* [Given instruction] Set out the rows below as a numbered list, omitting any blank lines.

* [Provided data]
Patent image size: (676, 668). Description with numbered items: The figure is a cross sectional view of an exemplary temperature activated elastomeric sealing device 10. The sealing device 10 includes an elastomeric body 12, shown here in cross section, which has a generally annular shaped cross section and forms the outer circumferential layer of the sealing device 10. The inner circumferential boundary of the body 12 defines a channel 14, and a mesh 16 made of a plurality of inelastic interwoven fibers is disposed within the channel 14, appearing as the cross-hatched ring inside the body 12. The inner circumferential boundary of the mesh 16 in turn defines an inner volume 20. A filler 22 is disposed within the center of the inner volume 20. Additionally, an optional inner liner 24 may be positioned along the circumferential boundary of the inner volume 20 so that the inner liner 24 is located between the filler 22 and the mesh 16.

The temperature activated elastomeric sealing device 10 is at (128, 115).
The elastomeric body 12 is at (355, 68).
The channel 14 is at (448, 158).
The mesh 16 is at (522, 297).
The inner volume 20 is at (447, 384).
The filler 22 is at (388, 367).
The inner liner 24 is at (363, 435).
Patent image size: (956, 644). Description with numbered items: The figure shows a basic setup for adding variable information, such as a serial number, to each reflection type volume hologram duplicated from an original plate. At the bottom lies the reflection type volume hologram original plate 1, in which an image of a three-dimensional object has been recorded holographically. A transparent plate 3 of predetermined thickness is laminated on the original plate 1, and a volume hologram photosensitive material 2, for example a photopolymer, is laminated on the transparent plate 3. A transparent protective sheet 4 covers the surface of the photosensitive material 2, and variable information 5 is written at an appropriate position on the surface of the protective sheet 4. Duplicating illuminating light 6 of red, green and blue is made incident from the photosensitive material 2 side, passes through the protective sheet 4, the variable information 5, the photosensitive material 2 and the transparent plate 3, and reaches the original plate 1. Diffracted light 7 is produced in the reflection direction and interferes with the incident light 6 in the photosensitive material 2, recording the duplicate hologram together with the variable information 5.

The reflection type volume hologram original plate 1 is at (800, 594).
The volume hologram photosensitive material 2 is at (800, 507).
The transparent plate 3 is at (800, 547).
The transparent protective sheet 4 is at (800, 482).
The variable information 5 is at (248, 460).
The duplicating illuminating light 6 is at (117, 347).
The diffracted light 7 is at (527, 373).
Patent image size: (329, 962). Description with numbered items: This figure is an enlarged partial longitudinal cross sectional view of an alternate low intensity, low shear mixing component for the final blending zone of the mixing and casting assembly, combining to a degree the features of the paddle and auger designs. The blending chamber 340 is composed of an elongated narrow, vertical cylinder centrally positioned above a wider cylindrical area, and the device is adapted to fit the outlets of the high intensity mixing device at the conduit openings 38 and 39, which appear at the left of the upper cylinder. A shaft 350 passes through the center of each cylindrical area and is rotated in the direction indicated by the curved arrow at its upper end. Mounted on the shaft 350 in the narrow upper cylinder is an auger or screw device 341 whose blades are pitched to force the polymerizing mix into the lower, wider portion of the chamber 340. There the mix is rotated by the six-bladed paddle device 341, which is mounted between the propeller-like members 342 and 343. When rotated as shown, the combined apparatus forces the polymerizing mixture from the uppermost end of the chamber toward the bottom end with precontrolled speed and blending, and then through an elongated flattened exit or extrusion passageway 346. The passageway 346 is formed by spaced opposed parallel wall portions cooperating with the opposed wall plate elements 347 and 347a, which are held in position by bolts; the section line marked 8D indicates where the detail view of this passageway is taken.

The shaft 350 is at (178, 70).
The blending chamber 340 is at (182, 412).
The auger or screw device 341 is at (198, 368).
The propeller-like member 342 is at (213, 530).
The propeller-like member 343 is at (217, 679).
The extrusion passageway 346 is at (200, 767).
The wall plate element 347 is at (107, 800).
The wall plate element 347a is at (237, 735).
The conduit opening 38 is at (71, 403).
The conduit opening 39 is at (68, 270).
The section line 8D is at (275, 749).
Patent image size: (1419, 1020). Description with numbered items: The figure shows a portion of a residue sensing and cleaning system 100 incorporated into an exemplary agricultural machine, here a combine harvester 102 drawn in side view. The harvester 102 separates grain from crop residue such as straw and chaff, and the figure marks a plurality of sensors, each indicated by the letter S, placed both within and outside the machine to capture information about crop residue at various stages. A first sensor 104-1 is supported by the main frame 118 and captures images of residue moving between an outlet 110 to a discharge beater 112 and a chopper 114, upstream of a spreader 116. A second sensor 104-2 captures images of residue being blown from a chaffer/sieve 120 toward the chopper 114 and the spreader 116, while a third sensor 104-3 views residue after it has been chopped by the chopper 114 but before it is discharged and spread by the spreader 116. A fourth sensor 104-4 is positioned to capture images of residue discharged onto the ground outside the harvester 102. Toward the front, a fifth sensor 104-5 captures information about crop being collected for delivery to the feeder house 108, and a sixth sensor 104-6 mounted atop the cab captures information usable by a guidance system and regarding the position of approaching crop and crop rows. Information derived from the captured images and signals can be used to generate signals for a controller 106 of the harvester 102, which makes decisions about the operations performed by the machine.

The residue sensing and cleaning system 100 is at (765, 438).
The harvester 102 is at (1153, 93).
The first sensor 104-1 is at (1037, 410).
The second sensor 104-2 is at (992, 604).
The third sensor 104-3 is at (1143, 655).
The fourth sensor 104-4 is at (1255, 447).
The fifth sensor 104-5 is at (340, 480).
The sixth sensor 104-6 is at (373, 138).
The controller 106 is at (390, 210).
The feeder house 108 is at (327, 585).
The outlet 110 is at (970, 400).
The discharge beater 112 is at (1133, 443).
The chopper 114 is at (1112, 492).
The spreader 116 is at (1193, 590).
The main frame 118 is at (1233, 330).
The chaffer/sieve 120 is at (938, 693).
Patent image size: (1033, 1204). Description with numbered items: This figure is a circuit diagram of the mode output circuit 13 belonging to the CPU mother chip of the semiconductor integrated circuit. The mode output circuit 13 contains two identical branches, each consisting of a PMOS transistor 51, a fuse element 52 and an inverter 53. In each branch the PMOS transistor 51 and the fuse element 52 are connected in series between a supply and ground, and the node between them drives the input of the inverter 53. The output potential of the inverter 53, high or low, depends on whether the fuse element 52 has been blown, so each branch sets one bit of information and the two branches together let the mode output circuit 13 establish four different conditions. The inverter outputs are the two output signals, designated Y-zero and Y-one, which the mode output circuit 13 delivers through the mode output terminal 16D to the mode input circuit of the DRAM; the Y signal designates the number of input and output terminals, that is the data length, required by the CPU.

* [Written response]
1. Patent image size: (676, 668). Description with numbered items: The figure is a cross sectional view of an exemplary temperature activated elastomeric sealing device 10. The sealing device 10 includes an elastomeric body 12, shown here in cross section, which has a generally annular shaped cross section and forms the outer circumferential layer of the sealing device 10. The inner circumferential boundary of the body 12 defines a channel 14, and a mesh 16 made of a plurality of inelastic interwoven fibers is disposed within the channel 14, appearing as the cross-hatched ring inside the body 12. The inner circumferential boundary of the mesh 16 in turn defines an inner volume 20. A filler 22 is disposed within the center of the inner volume 20. Additionally, an optional inner liner 24 may be positioned along the circumferential boundary of the inner volume 20 so that the inner liner 24 is located between the filler 22 and the mesh 16.
2. The temperature activated elastomeric sealing device 10 is at (128, 115).
3. The elastomeric body 12 is at (355, 68).
4. The channel 14 is at (448, 158).
5. The mesh 16 is at (522, 297).
6. The inner volume 20 is at (447, 384).
7. The filler 22 is at (388, 367).
8. The inner liner 24 is at (363, 435).
9. Patent image size: (956, 644). Description with numbered items: The figure shows a basic setup for adding variable information, such as a serial number, to each reflection type volume hologram duplicated from an original plate. At the bottom lies the reflection type volume hologram original plate 1, in which an image of a three-dimensional object has been recorded holographically. A transparent plate 3 of predetermined thickness is laminated on the original plate 1, and a volume hologram photosensitive material 2, for example a photopolymer, is laminated on the transparent plate 3. A transparent protective sheet 4 covers the surface of the photosensitive material 2, and variable information 5 is written at an appropriate position on the surface of the protective sheet 4. Duplicating illuminating light 6 of red, green and blue is made incident from the photosensitive material 2 side, passes through the protective sheet 4, the variable information 5, the photosensitive material 2 and the transparent plate 3, and reaches the original plate 1. Diffracted light 7 is produced in the reflection direction and interferes with the incident light 6 in the photosensitive material 2, recording the duplicate hologram together with the variable information 5.
10. The reflection type volume hologram original plate 1 is at (800, 594).
11. The volume hologram photosensitive material 2 is at (800, 507).
12. The transparent plate 3 is at (800, 547).
13. The transparent protective sheet 4 is at (800, 482).
14. The variable information 5 is at (248, 460).
15. The duplicating illuminating light 6 is at (117, 347).
16. The diffracted light 7 is at (527, 373).
17. Patent image size: (329, 962). Description with numbered items: This figure is an enlarged partial longitudinal cross sectional view of an alternate low intensity, low shear mixing component for the final blending zone of the mixing and casting assembly, combining to a degree the features of the paddle and auger designs. The blending chamber 340 is composed of an elongated narrow, vertical cylinder centrally positioned above a wider cylindrical area, and the device is adapted to fit the outlets of the high intensity mixing device at the conduit openings 38 and 39, which appear at the left of the upper cylinder. A shaft 350 passes through the center of each cylindrical area and is rotated in the direction indicated by the curved arrow at its upper end. Mounted on the shaft 350 in the narrow upper cylinder is an auger or screw device 341 whose blades are pitched to force the polymerizing mix into the lower, wider portion of the chamber 340. There the mix is rotated by the six-bladed paddle device 341, which is mounted between the propeller-like members 342 and 343. When rotated as shown, the combined apparatus forces the polymerizing mixture from the uppermost end of the chamber toward the bottom end with precontrolled speed and blending, and then through an elongated flattened exit or extrusion passageway 346. The passageway 346 is formed by spaced opposed parallel wall portions cooperating with the opposed wall plate elements 347 and 347a, which are held in position by bolts; the section line marked 8D indicates where the detail view of this passageway is taken.
18. The shaft 350 is at (178, 70).
19. The blending chamber 340 is at (182, 412).
20. The auger or screw device 341 is at (198, 368).
21. The propeller-like member 342 is at (213, 530).
22. The propeller-like member 343 is at (217, 679).
23. The extrusion passageway 346 is at (200, 767).
24. The wall plate element 347 is at (107, 800).
25. The wall plate element 347a is at (237, 735).
26. The conduit opening 38 is at (71, 403).
27. The conduit opening 39 is at (68, 270).
28. The section line 8D is at (275, 749).
29. Patent image size: (1419, 1020). Description with numbered items: The figure shows a portion of a residue sensing and cleaning system 100 incorporated into an exemplary agricultural machine, here a combine harvester 102 drawn in side view. The harvester 102 separates grain from crop residue such as straw and chaff, and the figure marks a plurality of sensors, each indicated by the letter S, placed both within and outside the machine to capture information about crop residue at various stages. A first sensor 104-1 is supported by the main frame 118 and captures images of residue moving between an outlet 110 to a discharge beater 112 and a chopper 114, upstream of a spreader 116. A second sensor 104-2 captures images of residue being blown from a chaffer/sieve 120 toward the chopper 114 and the spreader 116, while a third sensor 104-3 views residue after it has been chopped by the chopper 114 but before it is discharged and spread by the spreader 116. A fourth sensor 104-4 is positioned to capture images of residue discharged onto the ground outside the harvester 102. Toward the front, a fifth sensor 104-5 captures information about crop being collected for delivery to the feeder house 108, and a sixth sensor 104-6 mounted atop the cab captures information usable by a guidance system and regarding the position of approaching crop and crop rows. Information derived from the captured images and signals can be used to generate signals for a controller 106 of the harvester 102, which makes decisions about the operations performed by the machine.
30. The residue sensing and cleaning system 100 is at (765, 438).
31. The harvester 102 is at (1153, 93).
32. The first sensor 104-1 is at (1037, 410).
33. The second sensor 104-2 is at (992, 604).
34. The third sensor 104-3 is at (1143, 655).
35. The fourth sensor 104-4 is at (1255, 447).
36. The fifth sensor 104-5 is at (340, 480).
37. The sixth sensor 104-6 is at (373, 138).
38. The controller 106 is at (390, 210).
39. The feeder house 108 is at (327, 585).
40. The outlet 110 is at (970, 400).
41. The discharge beater 112 is at (1133, 443).
42. The chopper 114 is at (1112, 492).
43. The spreader 116 is at (1193, 590).
44. The main frame 118 is at (1233, 330).
45. The chaffer/sieve 120 is at (938, 693).
46. Patent image size: (1033, 1204). Description with numbered items: This figure is a circuit diagram of the mode output circuit 13 belonging to the CPU mother chip of the semiconductor integrated circuit. The mode output circuit 13 contains two identical branches, each consisting of a PMOS transistor 51, a fuse element 52 and an inverter 53. In each branch the PMOS transistor 51 and the fuse element 52 are connected in series between a supply and ground, and the node between them drives the input of the inverter 53. The output potential of the inverter 53, high or low, depends on whether the fuse element 52 has been blown, so each branch sets one bit of information and the two branches together let the mode output circuit 13 establish four different conditions. The inverter outputs are the two output signals, designated Y-zero and Y-one, which the mode output circuit 13 delivers through the mode output terminal 16D to the mode input circuit of the DRAM; the Y signal designates the number of input and output terminals, that is the data length, required by the CPU.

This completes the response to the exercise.